[Work to do]
Wherever the string "title" appears, copy the whole line.

[Supplied records]
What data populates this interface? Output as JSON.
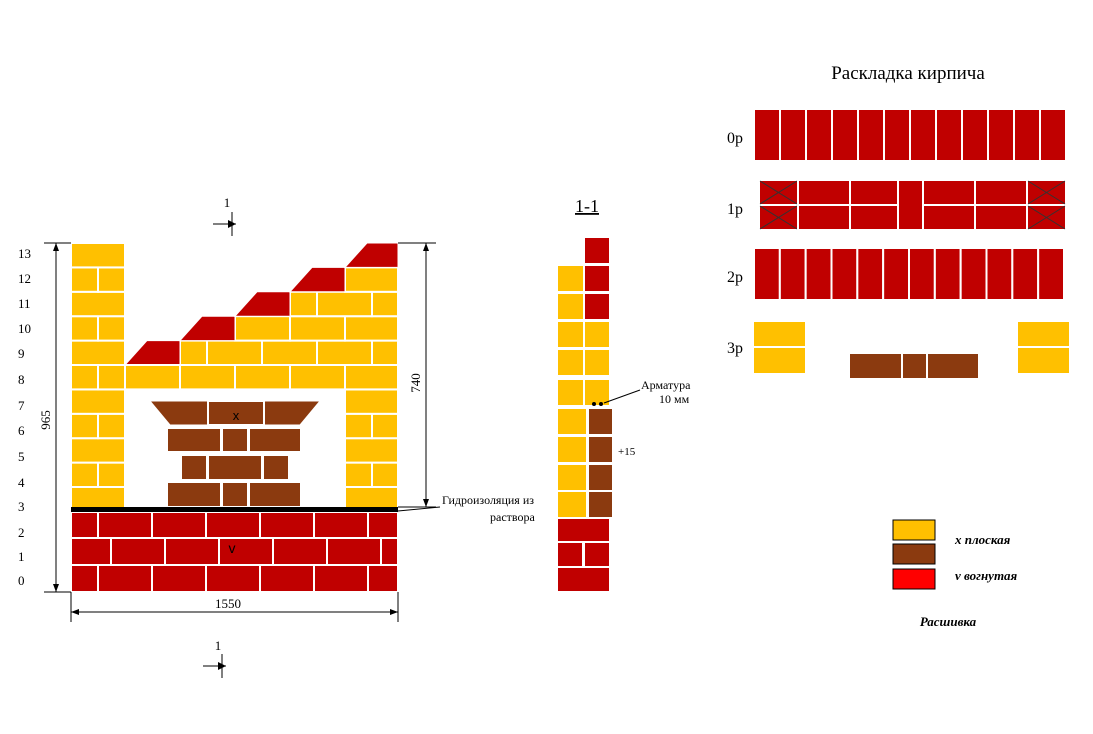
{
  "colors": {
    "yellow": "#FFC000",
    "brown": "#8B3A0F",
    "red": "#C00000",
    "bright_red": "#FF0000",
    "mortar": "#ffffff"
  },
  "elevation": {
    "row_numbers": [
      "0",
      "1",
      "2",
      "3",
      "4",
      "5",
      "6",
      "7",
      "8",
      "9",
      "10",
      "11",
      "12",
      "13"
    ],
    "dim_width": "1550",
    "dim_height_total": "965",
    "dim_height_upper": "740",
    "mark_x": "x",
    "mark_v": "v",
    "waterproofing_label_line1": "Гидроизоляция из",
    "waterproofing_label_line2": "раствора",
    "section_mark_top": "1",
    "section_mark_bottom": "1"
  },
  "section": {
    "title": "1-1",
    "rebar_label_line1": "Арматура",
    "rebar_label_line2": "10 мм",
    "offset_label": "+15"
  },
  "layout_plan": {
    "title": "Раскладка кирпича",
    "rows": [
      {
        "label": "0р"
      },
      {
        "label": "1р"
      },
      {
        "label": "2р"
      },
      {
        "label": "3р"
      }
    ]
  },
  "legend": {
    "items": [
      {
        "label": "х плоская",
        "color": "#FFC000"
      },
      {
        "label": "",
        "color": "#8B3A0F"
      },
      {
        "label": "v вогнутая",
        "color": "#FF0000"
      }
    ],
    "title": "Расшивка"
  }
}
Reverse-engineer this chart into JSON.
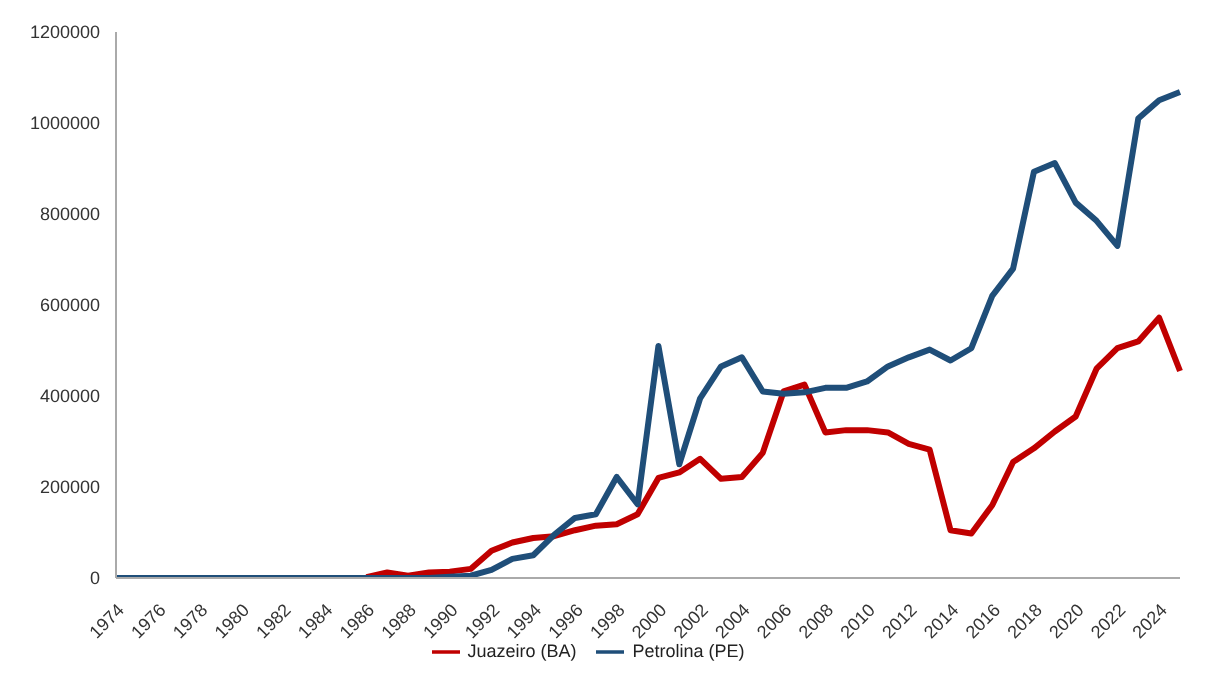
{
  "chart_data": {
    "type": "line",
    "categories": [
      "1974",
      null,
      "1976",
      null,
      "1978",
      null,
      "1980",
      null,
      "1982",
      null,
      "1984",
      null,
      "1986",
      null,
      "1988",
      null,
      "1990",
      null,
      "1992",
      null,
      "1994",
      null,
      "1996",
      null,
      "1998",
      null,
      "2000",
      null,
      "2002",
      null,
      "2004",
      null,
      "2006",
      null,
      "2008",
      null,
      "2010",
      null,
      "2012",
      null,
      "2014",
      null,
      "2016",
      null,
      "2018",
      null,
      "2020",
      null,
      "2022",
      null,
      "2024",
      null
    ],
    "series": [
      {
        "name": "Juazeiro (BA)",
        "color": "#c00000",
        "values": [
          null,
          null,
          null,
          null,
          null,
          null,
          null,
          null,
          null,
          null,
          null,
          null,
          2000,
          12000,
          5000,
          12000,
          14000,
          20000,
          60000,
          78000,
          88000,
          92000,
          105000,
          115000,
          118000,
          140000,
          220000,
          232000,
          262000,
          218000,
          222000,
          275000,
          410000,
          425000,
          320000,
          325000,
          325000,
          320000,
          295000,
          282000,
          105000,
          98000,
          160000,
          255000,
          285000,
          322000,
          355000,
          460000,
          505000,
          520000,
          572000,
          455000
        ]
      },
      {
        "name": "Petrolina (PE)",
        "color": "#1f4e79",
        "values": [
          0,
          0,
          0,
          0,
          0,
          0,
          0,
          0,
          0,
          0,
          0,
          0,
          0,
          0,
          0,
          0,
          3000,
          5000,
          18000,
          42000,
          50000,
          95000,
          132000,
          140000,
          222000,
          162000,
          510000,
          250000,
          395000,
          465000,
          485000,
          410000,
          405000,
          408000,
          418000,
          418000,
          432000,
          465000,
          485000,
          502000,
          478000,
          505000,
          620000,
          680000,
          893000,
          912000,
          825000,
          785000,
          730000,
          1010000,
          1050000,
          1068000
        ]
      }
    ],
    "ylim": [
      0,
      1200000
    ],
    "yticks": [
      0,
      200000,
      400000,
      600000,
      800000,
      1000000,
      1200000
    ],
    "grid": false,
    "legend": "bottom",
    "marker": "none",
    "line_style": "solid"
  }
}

[Output for this task]
    "title": "1-1",
    "title": "Раскладка кирпича",
    "title": "Расшивка"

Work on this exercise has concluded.